:: Written exercise ::
Locate each line with the string "right" in the listing below and copy it.

####

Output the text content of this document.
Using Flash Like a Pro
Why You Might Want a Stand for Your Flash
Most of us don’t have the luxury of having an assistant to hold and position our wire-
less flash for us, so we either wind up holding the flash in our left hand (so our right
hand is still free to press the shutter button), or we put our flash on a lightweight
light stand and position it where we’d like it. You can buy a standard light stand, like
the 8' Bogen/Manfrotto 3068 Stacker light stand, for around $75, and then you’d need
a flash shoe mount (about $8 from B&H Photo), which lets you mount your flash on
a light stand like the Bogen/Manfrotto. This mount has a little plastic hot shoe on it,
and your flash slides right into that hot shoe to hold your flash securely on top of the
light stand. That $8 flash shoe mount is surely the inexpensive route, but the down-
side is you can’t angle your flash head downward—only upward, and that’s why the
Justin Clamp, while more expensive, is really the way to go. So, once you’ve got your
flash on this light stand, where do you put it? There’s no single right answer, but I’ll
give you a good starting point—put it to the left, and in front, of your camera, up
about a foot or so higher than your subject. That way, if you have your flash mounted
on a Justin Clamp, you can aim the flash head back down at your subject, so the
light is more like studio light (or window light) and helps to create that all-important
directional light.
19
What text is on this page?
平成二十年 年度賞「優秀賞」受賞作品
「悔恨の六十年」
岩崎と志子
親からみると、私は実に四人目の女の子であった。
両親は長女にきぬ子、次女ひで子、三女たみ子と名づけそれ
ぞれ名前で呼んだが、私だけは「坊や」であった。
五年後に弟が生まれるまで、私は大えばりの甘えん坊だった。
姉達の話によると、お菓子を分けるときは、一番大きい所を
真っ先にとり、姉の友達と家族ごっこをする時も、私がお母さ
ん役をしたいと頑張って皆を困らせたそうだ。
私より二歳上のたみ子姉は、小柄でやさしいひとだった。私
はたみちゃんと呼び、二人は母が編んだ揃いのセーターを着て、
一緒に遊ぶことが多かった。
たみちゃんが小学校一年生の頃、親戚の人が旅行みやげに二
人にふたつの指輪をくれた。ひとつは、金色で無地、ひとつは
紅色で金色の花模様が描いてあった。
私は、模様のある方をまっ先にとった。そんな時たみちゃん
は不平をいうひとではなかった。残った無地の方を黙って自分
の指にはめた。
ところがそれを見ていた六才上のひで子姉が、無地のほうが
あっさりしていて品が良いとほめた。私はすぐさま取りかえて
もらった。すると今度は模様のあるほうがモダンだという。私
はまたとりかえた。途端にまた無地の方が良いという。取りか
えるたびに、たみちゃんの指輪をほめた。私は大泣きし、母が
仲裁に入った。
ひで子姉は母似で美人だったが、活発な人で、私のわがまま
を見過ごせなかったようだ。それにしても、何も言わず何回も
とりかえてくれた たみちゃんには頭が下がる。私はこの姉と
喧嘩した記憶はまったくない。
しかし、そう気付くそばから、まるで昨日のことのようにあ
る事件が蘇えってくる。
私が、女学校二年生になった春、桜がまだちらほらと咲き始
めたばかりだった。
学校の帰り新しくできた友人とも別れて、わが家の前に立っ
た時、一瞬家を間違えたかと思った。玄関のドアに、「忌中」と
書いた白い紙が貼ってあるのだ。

####

:: Task response ::
less flash for us, so we either wind up holding the flash in our left hand (so our right
and your flash slides right into that hot shoe to hold your flash securely on top of the
flash on this light stand, where do you put it? There’s no single right answer, but I’ll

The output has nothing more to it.